=== WHAT YOU NEED TO DO ===
Copy everything in the data below exactly except the pictures.

○ ○ ○

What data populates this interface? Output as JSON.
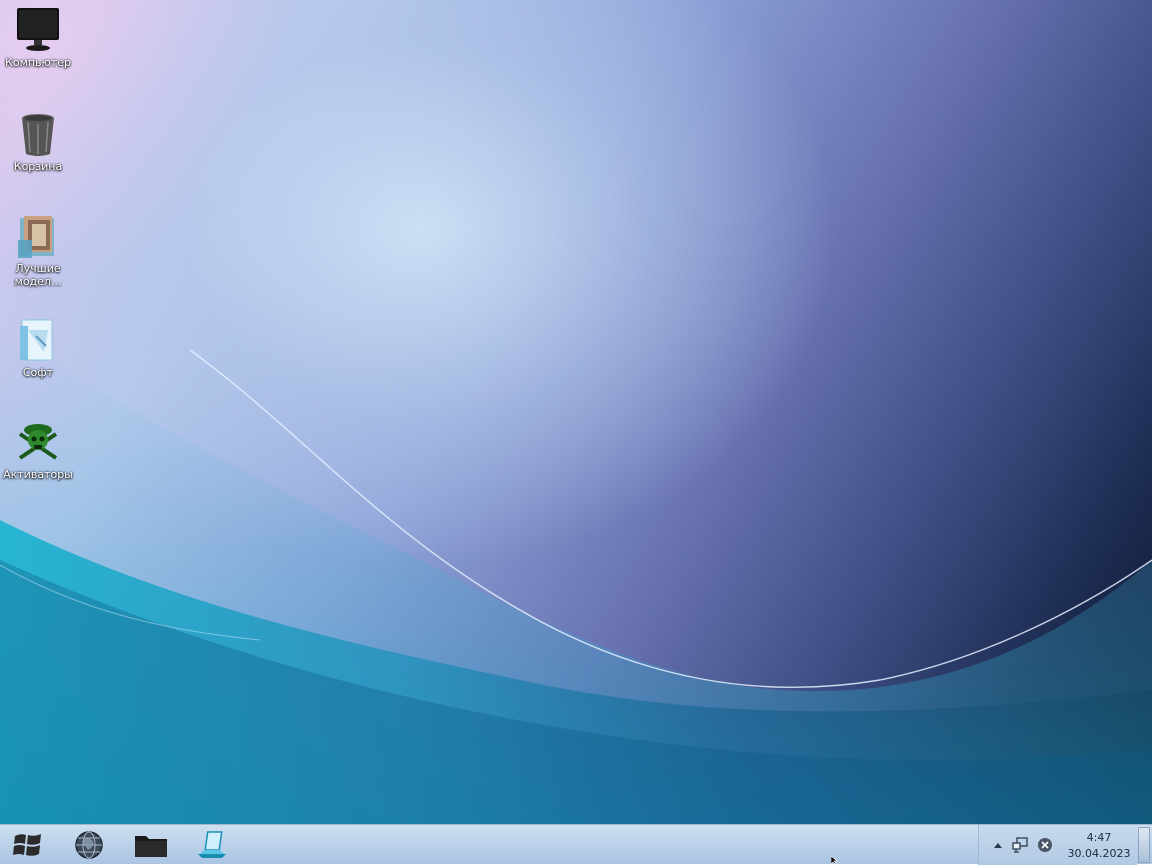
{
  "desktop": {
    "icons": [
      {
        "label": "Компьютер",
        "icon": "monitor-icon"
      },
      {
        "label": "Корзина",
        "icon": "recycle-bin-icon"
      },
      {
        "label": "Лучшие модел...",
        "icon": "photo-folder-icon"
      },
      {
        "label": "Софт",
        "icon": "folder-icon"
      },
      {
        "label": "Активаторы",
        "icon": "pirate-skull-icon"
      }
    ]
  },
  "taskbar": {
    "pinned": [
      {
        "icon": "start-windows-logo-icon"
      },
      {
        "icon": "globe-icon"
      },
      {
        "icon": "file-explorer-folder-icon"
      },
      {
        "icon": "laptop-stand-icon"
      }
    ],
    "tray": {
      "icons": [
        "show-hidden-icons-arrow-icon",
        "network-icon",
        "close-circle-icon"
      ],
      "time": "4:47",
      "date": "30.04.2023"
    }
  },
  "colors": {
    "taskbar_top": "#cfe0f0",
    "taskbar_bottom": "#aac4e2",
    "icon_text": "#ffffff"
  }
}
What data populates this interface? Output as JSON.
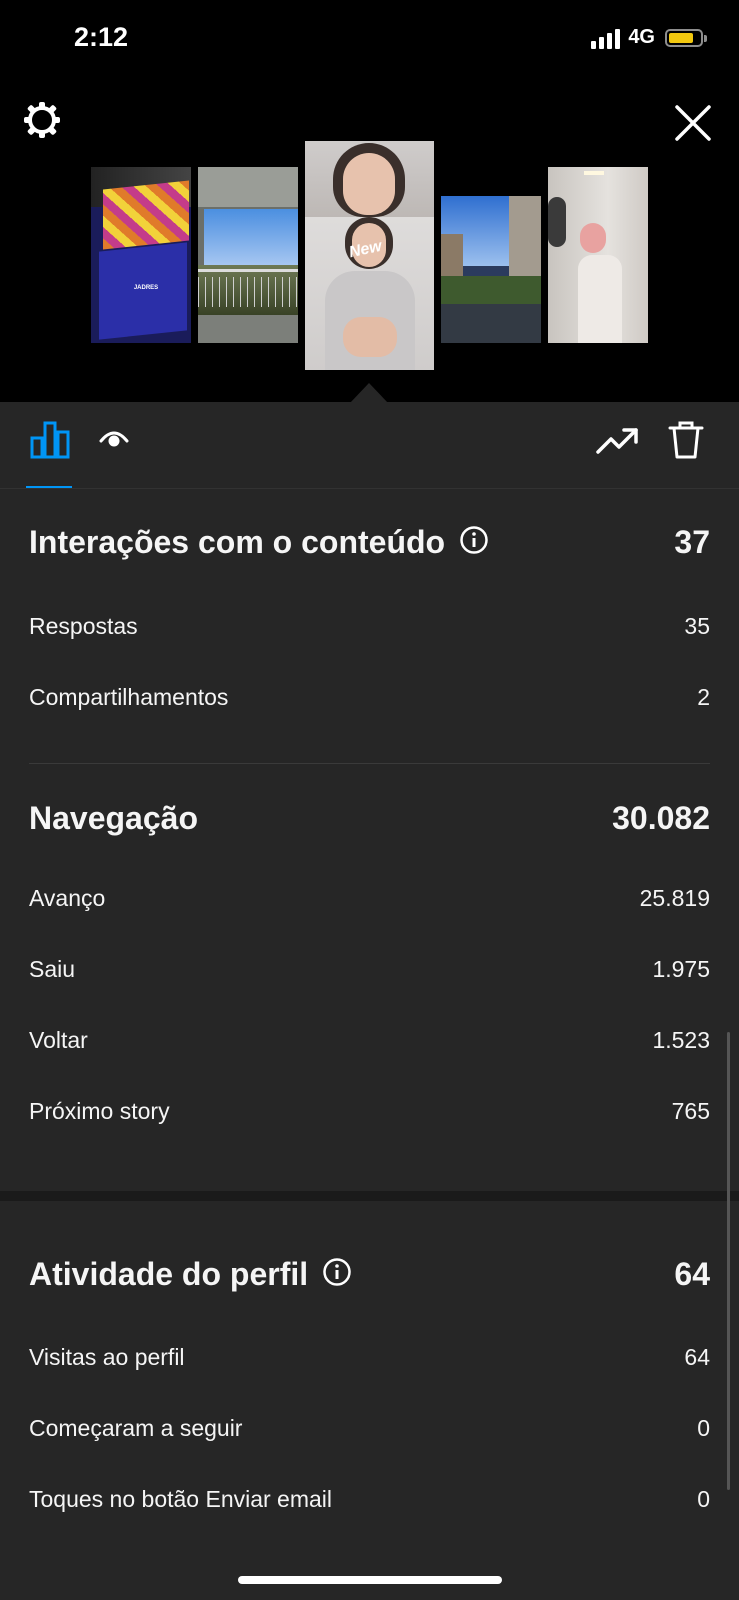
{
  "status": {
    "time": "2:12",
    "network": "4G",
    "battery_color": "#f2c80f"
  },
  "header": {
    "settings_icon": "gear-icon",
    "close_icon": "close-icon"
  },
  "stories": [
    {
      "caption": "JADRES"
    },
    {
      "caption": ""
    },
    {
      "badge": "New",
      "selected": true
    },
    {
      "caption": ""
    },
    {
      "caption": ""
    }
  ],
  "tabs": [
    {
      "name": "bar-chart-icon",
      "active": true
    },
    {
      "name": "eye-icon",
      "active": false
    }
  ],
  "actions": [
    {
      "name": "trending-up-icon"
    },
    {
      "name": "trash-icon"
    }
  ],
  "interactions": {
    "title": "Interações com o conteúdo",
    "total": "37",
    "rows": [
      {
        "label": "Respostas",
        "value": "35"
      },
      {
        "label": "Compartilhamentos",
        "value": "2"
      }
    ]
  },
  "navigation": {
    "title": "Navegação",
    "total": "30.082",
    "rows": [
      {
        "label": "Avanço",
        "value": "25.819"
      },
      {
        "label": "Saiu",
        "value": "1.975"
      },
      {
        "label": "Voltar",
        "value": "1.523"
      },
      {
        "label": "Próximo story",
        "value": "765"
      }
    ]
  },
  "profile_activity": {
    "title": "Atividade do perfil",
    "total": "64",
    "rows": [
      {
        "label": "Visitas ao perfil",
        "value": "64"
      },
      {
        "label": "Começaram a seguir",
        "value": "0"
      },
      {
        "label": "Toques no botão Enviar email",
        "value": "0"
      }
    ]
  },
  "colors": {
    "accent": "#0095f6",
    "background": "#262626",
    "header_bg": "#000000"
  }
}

○ ○ ○

=== RESPONSE TO THIS TASK ===
What data populates this interface? Output as JSON.
{
  "desktop": {
    "icons": [
      {
        "label": "Компьютер",
        "icon": "monitor-icon"
      },
      {
        "label": "Корзина",
        "icon": "recycle-bin-icon"
      },
      {
        "label": "Лучшие модел...",
        "icon": "photo-folder-icon"
      },
      {
        "label": "Софт",
        "icon": "folder-icon"
      },
      {
        "label": "Активаторы",
        "icon": "pirate-skull-icon"
      }
    ]
  },
  "taskbar": {
    "pinned": [
      {
        "icon": "start-windows-logo-icon"
      },
      {
        "icon": "globe-icon"
      },
      {
        "icon": "file-explorer-folder-icon"
      },
      {
        "icon": "laptop-stand-icon"
      }
    ],
    "tray": {
      "icons": [
        "show-hidden-icons-arrow-icon",
        "network-icon",
        "close-circle-icon"
      ],
      "time": "4:47",
      "date": "30.04.2023"
    }
  },
  "colors": {
    "taskbar_top": "#cfe0f0",
    "taskbar_bottom": "#aac4e2",
    "icon_text": "#ffffff"
  }
}
What data populates this interface? Output as JSON.
{
  "status": {
    "time": "2:12",
    "network": "4G",
    "battery_color": "#f2c80f"
  },
  "header": {
    "settings_icon": "gear-icon",
    "close_icon": "close-icon"
  },
  "stories": [
    {
      "caption": "JADRES"
    },
    {
      "caption": ""
    },
    {
      "badge": "New",
      "selected": true
    },
    {
      "caption": ""
    },
    {
      "caption": ""
    }
  ],
  "tabs": [
    {
      "name": "bar-chart-icon",
      "active": true
    },
    {
      "name": "eye-icon",
      "active": false
    }
  ],
  "actions": [
    {
      "name": "trending-up-icon"
    },
    {
      "name": "trash-icon"
    }
  ],
  "interactions": {
    "title": "Interações com o conteúdo",
    "total": "37",
    "rows": [
      {
        "label": "Respostas",
        "value": "35"
      },
      {
        "label": "Compartilhamentos",
        "value": "2"
      }
    ]
  },
  "navigation": {
    "title": "Navegação",
    "total": "30.082",
    "rows": [
      {
        "label": "Avanço",
        "value": "25.819"
      },
      {
        "label": "Saiu",
        "value": "1.975"
      },
      {
        "label": "Voltar",
        "value": "1.523"
      },
      {
        "label": "Próximo story",
        "value": "765"
      }
    ]
  },
  "profile_activity": {
    "title": "Atividade do perfil",
    "total": "64",
    "rows": [
      {
        "label": "Visitas ao perfil",
        "value": "64"
      },
      {
        "label": "Começaram a seguir",
        "value": "0"
      },
      {
        "label": "Toques no botão Enviar email",
        "value": "0"
      }
    ]
  },
  "colors": {
    "accent": "#0095f6",
    "background": "#262626",
    "header_bg": "#000000"
  }
}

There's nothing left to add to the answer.